• Written problem: Render every line of each entry as a JSON array of strings, one string per line, leaving out blank lines.
++++ Data records ++++
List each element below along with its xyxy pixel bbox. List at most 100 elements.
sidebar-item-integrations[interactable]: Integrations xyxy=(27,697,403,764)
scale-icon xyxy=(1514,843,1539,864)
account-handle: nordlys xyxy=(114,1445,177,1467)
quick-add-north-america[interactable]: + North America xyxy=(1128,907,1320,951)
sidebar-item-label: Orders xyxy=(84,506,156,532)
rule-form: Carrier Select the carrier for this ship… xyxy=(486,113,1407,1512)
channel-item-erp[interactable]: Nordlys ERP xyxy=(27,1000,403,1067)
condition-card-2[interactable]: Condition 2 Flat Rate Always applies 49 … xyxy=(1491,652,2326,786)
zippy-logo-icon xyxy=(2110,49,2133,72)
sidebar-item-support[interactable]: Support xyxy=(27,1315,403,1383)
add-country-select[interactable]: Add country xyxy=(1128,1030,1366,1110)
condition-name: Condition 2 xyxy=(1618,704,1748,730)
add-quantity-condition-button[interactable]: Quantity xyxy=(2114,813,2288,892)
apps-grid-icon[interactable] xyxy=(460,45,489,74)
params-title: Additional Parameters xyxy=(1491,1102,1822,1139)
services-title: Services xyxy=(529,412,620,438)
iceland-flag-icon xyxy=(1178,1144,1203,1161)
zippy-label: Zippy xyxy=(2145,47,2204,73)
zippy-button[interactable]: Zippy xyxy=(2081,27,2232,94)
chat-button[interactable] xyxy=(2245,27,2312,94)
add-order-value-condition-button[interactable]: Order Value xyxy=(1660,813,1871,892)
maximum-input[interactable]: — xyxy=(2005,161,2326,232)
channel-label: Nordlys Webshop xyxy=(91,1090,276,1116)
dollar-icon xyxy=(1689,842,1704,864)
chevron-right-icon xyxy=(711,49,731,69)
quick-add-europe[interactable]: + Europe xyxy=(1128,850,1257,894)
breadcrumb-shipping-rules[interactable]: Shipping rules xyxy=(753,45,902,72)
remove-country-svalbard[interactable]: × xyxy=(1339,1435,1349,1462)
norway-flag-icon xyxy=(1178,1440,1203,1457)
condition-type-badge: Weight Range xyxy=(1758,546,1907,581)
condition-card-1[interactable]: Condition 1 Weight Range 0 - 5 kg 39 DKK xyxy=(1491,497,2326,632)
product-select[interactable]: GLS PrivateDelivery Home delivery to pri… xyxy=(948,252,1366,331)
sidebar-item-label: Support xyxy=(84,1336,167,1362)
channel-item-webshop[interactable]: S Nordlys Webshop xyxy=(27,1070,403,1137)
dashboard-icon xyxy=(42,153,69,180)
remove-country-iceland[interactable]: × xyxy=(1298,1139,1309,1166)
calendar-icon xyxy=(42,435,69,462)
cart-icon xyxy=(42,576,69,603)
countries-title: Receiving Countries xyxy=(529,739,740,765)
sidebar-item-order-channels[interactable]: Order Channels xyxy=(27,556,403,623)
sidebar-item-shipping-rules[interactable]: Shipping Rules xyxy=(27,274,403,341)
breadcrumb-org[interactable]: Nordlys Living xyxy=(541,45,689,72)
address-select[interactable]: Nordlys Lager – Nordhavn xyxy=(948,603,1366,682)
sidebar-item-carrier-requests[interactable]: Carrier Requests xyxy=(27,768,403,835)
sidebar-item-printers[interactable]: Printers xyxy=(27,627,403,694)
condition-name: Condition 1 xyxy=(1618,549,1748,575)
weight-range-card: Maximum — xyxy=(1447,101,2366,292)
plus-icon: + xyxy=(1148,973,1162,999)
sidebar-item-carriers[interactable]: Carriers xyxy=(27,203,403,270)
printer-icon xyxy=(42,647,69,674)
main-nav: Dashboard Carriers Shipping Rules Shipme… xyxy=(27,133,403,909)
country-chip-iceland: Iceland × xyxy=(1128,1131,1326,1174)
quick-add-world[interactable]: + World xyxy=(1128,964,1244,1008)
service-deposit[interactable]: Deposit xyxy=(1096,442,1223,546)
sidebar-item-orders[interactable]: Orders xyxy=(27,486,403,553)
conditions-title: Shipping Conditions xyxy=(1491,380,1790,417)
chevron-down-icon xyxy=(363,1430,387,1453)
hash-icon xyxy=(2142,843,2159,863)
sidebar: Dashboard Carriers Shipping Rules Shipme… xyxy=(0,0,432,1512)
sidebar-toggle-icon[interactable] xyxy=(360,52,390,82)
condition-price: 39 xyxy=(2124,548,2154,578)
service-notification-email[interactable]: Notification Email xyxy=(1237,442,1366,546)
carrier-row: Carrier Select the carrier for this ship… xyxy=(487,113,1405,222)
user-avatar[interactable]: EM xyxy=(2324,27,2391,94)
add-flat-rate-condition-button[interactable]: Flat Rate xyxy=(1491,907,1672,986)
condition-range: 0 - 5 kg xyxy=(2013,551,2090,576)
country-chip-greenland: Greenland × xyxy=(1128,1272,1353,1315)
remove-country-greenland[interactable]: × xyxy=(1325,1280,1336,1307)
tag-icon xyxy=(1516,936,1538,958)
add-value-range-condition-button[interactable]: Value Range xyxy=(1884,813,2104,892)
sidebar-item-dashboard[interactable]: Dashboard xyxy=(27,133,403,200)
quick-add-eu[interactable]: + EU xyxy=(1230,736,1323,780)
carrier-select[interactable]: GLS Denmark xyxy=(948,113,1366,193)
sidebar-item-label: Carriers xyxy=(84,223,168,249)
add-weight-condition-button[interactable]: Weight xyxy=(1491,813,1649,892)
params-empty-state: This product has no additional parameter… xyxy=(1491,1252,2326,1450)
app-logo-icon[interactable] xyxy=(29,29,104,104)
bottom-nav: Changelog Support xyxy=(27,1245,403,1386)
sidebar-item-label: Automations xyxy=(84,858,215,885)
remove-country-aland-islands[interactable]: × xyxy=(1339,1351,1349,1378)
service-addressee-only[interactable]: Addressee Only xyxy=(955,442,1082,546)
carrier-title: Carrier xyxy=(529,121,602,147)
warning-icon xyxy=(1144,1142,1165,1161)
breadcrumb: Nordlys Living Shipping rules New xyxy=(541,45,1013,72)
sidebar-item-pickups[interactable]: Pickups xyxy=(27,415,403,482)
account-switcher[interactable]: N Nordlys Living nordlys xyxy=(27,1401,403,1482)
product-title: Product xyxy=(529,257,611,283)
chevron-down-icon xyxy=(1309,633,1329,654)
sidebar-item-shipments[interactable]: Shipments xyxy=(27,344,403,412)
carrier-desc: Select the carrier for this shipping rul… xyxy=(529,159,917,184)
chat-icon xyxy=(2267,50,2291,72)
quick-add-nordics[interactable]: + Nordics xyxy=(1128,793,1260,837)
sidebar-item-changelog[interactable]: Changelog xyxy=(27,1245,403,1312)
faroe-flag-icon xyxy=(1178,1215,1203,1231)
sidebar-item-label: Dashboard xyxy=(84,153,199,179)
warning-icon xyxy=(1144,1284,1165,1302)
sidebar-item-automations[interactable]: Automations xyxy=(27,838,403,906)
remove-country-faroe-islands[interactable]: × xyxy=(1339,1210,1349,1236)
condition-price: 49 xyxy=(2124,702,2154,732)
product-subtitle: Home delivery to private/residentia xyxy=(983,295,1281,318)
++++
• Written answer:
[
  "List each element below along with its xyxy pixel bbox. List at most 100 elements.",
  "sidebar-item-integrations[interactable]: Integrations xyxy=(27,697,403,764)",
  "scale-icon xyxy=(1514,843,1539,864)",
  "account-handle: nordlys xyxy=(114,1445,177,1467)",
  "quick-add-north-america[interactable]: + North America xyxy=(1128,907,1320,951)",
  "sidebar-item-label: Orders xyxy=(84,506,156,532)",
  "rule-form: Carrier Select the carrier for this ship… xyxy=(486,113,1407,1512)",
  "channel-item-erp[interactable]: Nordlys ERP xyxy=(27,1000,403,1067)",
  "condition-card-2[interactable]: Condition 2 Flat Rate Always applies 49 … xyxy=(1491,652,2326,786)",
  "zippy-logo-icon xyxy=(2110,49,2133,72)",
  "sidebar-item-support[interactable]: Support xyxy=(27,1315,403,1383)",
  "add-country-select[interactable]: Add country xyxy=(1128,1030,1366,1110)",
  "condition-name: Condition 2 xyxy=(1618,704,1748,730)",
  "add-quantity-condition-button[interactable]: Quantity xyxy=(2114,813,2288,892)",
  "apps-grid-icon[interactable] xyxy=(460,45,489,74)",
  "params-title: Additional Parameters xyxy=(1491,1102,1822,1139)",
  "services-title: Services xyxy=(529,412,620,438)",
  "iceland-flag-icon xyxy=(1178,1144,1203,1161)",
  "zippy-label: Zippy xyxy=(2145,47,2204,73)",
  "zippy-button[interactable]: Zippy xyxy=(2081,27,2232,94)",
  "chat-button[interactable] xyxy=(2245,27,2312,94)",
  "add-order-value-condition-button[interactable]: Order Value xyxy=(1660,813,1871,892)",
  "maximum-input[interactable]: — xyxy=(2005,161,2326,232)",
  "channel-label: Nordlys Webshop xyxy=(91,1090,276,1116)",
  "dollar-icon xyxy=(1689,842,1704,864)",
  "chevron-right-icon xyxy=(711,49,731,69)",
  "quick-add-europe[interactable]: + Europe xyxy=(1128,850,1257,894)",
  "breadcrumb-shipping-rules[interactable]: Shipping rules xyxy=(753,45,902,72)",
  "remove-country-svalbard[interactable]: × xyxy=(1339,1435,1349,1462)",
  "norway-flag-icon xyxy=(1178,1440,1203,1457)",
  "condition-type-badge: Weight Range xyxy=(1758,546,1907,581)",
  "condition-card-1[interactable]: Condition 1 Weight Range 0 - 5 kg 39 DKK xyxy=(1491,497,2326,632)",
  "product-select[interactable]: GLS PrivateDelivery Home delivery to pri… xyxy=(948,252,1366,331)",
  "sidebar-item-label: Support xyxy=(84,1336,167,1362)",
  "channel-item-webshop[interactable]: S Nordlys Webshop xyxy=(27,1070,403,1137)",
  "dashboard-icon xyxy=(42,153,69,180)",
  "remove-country-iceland[interactable]: × xyxy=(1298,1139,1309,1166)",
  "calendar-icon xyxy=(42,435,69,462)",
  "cart-icon xyxy=(42,576,69,603)",
  "countries-title: Receiving Countries xyxy=(529,739,740,765)",
  "sidebar-item-order-channels[interactable]: Order Channels xyxy=(27,556,403,623)",
  "sidebar-item-shipping-rules[interactable]: Shipping Rules xyxy=(27,274,403,341)",
  "breadcrumb-org[interactable]: Nordlys Living xyxy=(541,45,689,72)",
  "address-select[interactable]: Nordlys Lager – Nordhavn xyxy=(948,603,1366,682)",
  "sidebar-item-carrier-requests[interactable]: Carrier Requests xyxy=(27,768,403,835)",
  "sidebar-item-printers[interactable]: Printers xyxy=(27,627,403,694)",
  "condition-name: Condition 1 xyxy=(1618,549,1748,575)",
  "weight-range-card: Maximum — xyxy=(1447,101,2366,292)",
  "plus-icon: + xyxy=(1148,973,1162,999)",
  "sidebar-item-carriers[interactable]: Carriers xyxy=(27,203,403,270)",
  "printer-icon xyxy=(42,647,69,674)",
  "main-nav: Dashboard Carriers Shipping Rules Shipme… xyxy=(27,133,403,909)",
  "country-chip-iceland: Iceland × xyxy=(1128,1131,1326,1174)",
  "quick-add-world[interactable]: + World xyxy=(1128,964,1244,1008)",
  "service-deposit[interactable]: Deposit xyxy=(1096,442,1223,546)",
  "sidebar-item-orders[interactable]: Orders xyxy=(27,486,403,553)",
  "conditions-title: Shipping Conditions xyxy=(1491,380,1790,417)",
  "chevron-down-icon xyxy=(363,1430,387,1453)",
  "hash-icon xyxy=(2142,843,2159,863)",
  "sidebar: Dashboard Carriers Shipping Rules Shipme… xyxy=(0,0,432,1512)",
  "sidebar-toggle-icon[interactable] xyxy=(360,52,390,82)",
  "condition-price: 39 xyxy=(2124,548,2154,578)",
  "service-notification-email[interactable]: Notification Email xyxy=(1237,442,1366,546)",
  "carrier-row: Carrier Select the carrier for this ship… xyxy=(487,113,1405,222)",
  "user-avatar[interactable]: EM xyxy=(2324,27,2391,94)",
  "add-flat-rate-condition-button[interactable]: Flat Rate xyxy=(1491,907,1672,986)",
  "condition-range: 0 - 5 kg xyxy=(2013,551,2090,576)",
  "country-chip-greenland: Greenland × xyxy=(1128,1272,1353,1315)",
  "remove-country-greenland[interactable]: × xyxy=(1325,1280,1336,1307)",
  "tag-icon xyxy=(1516,936,1538,958)",
  "add-value-range-condition-button[interactable]: Value Range xyxy=(1884,813,2104,892)",
  "sidebar-item-dashboard[interactable]: Dashboard xyxy=(27,133,403,200)",
  "quick-add-eu[interactable]: + EU xyxy=(1230,736,1323,780)",
  "carrier-select[interactable]: GLS Denmark xyxy=(948,113,1366,193)",
  "sidebar-item-label: Carriers xyxy=(84,223,168,249)",
  "add-weight-condition-button[interactable]: Weight xyxy=(1491,813,1649,892)",
  "params-empty-state: This product has no additional parameter… xyxy=(1491,1252,2326,1450)",
  "app-logo-icon[interactable] xyxy=(29,29,104,104)",
  "bottom-nav: Changelog Support xyxy=(27,1245,403,1386)",
  "sidebar-item-label: Automations xyxy=(84,858,215,885)",
  "remove-country-aland-islands[interactable]: × xyxy=(1339,1351,1349,1378)",
  "service-addressee-only[interactable]: Addressee Only xyxy=(955,442,1082,546)",
  "carrier-title: Carrier xyxy=(529,121,602,147)",
  "warning-icon xyxy=(1144,1142,1165,1161)",
  "breadcrumb: Nordlys Living Shipping rules New xyxy=(541,45,1013,72)",
  "sidebar-item-pickups[interactable]: Pickups xyxy=(27,415,403,482)",
  "account-switcher[interactable]: N Nordlys Living nordlys xyxy=(27,1401,403,1482)",
  "product-title: Product xyxy=(529,257,611,283)",
  "chevron-down-icon xyxy=(1309,633,1329,654)",
  "sidebar-item-shipments[interactable]: Shipments xyxy=(27,344,403,412)",
  "carrier-desc: Select the carrier for this shipping rul… xyxy=(529,159,917,184)",
  "chat-icon xyxy=(2267,50,2291,72)",
  "quick-add-nordics[interactable]: + Nordics xyxy=(1128,793,1260,837)",
  "sidebar-item-changelog[interactable]: Changelog xyxy=(27,1245,403,1312)",
  "faroe-flag-icon xyxy=(1178,1215,1203,1231)",
  "sidebar-item-label: Dashboard xyxy=(84,153,199,179)",
  "warning-icon xyxy=(1144,1284,1165,1302)",
  "sidebar-item-automations[interactable]: Automations xyxy=(27,838,403,906)",
  "remove-country-faroe-islands[interactable]: × xyxy=(1339,1210,1349,1236)",
  "condition-price: 49 xyxy=(2124,702,2154,732)",
  "product-subtitle: Home delivery to private/residentia xyxy=(983,295,1281,318)"
]